Exercise details: Reproduce the records below word for word, starting at the line that contains "colorbar-boxes [65,597,583,609]" and ending at the line that contains "meridian-line [83,245,325,325]". Include both of those lines and nothing else.

Supplied material:
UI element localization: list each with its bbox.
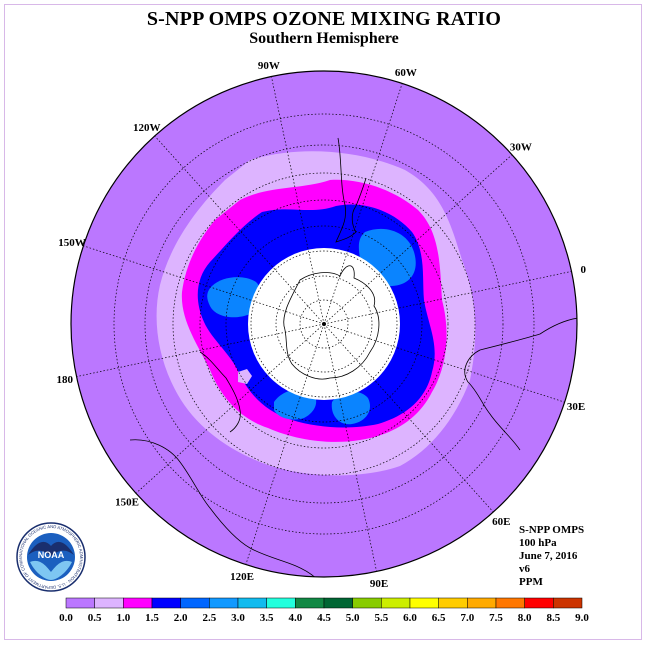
colorbar-boxes [65,597,583,609]
longitude-labels: 90W 60W 30W 0 30E 60E 90E 120E 150E 180 150W 120W [57,60,587,590]
colorbar-box [94,597,124,609]
meridian-line [323,154,513,325]
chart-subtitle: Southern Hemisphere [249,30,399,47]
longitude-label: 90E [370,578,388,590]
contour-core-south-2 [331,391,371,425]
meridian-line [76,323,325,377]
colorbar-box [65,597,95,609]
colorbar-tick-label: 0.5 [88,612,102,624]
longitude-label: 60W [395,67,417,79]
colorbar-tick-label: 3.0 [231,612,245,624]
noaa-logo: NOAA NATIONAL OCEANIC AND ATMOSPHERIC AD… [16,522,86,592]
colorbar-box [438,597,468,609]
contour-core-west [207,277,262,318]
colorbar-box [180,597,210,609]
figure-frame [4,4,642,640]
coastline-antarctica [283,265,380,380]
info-level: 100 hPa [519,537,557,549]
meridian-line [83,245,325,325]
longitude-label: 150E [115,496,139,508]
longitude-lines [76,76,572,572]
map-boundary [70,70,578,578]
coastline-africa [464,317,577,451]
logo-text: NOAA [38,550,65,560]
colorbar-tick-label: 2.0 [174,612,188,624]
longitude-label: 30W [510,142,532,154]
colorbar-box [266,597,296,609]
colorbar-tick-label: 7.0 [460,612,474,624]
meridian-line [135,323,325,494]
longitude-label: 90W [258,60,280,72]
longitude-label: 120W [133,122,161,134]
south-pole-marker [322,322,326,326]
colorbar-tick-label: 6.0 [403,612,417,624]
info-units: PPM [519,576,543,588]
longitude-label: 30E [567,401,585,413]
meridian-line [323,271,572,325]
colorbar-box [352,597,382,609]
colorbar-tick-label: 8.0 [518,612,532,624]
colorbar-tick-label: 7.5 [489,612,503,624]
meridian-line [323,83,403,325]
colorbar-box [495,597,525,609]
coastline-new-zealand [199,351,241,433]
info-block: S-NPP OMPS 100 hPa June 7, 2016 v6 PPM [519,524,584,589]
meridian-line [154,135,325,325]
longitude-label: 120E [230,571,254,583]
meridian-line [323,323,377,572]
colorbar-box [209,597,239,609]
contour-island-blob [238,369,252,384]
colorbar-tick-label: 1.0 [116,612,130,624]
colorbar-box [381,597,411,609]
coastline-australia [129,439,327,577]
colorbar-tick-label: 0.0 [59,612,73,624]
colorbar-tick-label: 2.5 [202,612,216,624]
meridian-line [245,323,325,565]
colorbar-tick-label: 3.5 [260,612,274,624]
colorbar-tick-label: 5.0 [346,612,360,624]
meridian-line [271,76,325,325]
colorbar-box [295,597,325,609]
longitude-label: 150W [58,237,86,249]
colorbar-box [553,597,583,609]
info-instrument: S-NPP OMPS [519,524,585,536]
meridian-line [323,323,494,513]
meridian-line [323,323,565,403]
info-version: v6 [519,563,530,575]
chart-title: S-NPP OMPS OZONE MIXING RATIO [146,8,502,30]
latitude-lines [113,113,535,535]
colorbar-box [524,597,554,609]
info-date: June 7, 2016 [519,550,578,562]
longitude-label: 180 [57,374,74,386]
colorbar-tick-label: 6.5 [432,612,446,624]
colorbar-tick-label: 4.0 [288,612,302,624]
colorbar-box [123,597,153,609]
colorbar-tick-labels: 0.0 0.5 1.0 1.5 2.0 2.5 3.0 3.5 4.0 4.5 5.0 5.5 6.0 6… [59,612,589,624]
colorbar-box [467,597,497,609]
longitude-label: 60E [492,516,510,528]
colorbar-box [409,597,439,609]
colorbar-box [151,597,181,609]
colorbar-tick-label: 9.0 [575,612,589,624]
colorbar-box [323,597,353,609]
colorbar-box [237,597,267,609]
longitude-label: 0 [580,264,586,276]
colorbar-tick-label: 4.5 [317,612,331,624]
colorbar-tick-label: 5.5 [374,612,388,624]
colorbar-tick-label: 8.5 [546,612,560,624]
colorbar-tick-label: 1.5 [145,612,159,624]
map-disk [71,71,577,577]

Answer for the task:
colorbar-boxes [65,597,583,609]
longitude-labels: 90W 60W 30W 0 30E 60E 90E 120E 150E 180 150W 120W [57,60,587,590]
colorbar-box [94,597,124,609]
meridian-line [323,154,513,325]
chart-subtitle: Southern Hemisphere [249,30,399,47]
longitude-label: 90E [370,578,388,590]
contour-core-south-2 [331,391,371,425]
meridian-line [76,323,325,377]
colorbar-box [65,597,95,609]
colorbar-tick-label: 0.5 [88,612,102,624]
longitude-label: 60W [395,67,417,79]
colorbar-tick-label: 3.0 [231,612,245,624]
noaa-logo: NOAA NATIONAL OCEANIC AND ATMOSPHERIC AD… [16,522,86,592]
colorbar-box [438,597,468,609]
contour-core-west [207,277,262,318]
colorbar-box [180,597,210,609]
figure-frame [4,4,642,640]
coastline-antarctica [283,265,380,380]
info-level: 100 hPa [519,537,557,549]
meridian-line [83,245,325,325]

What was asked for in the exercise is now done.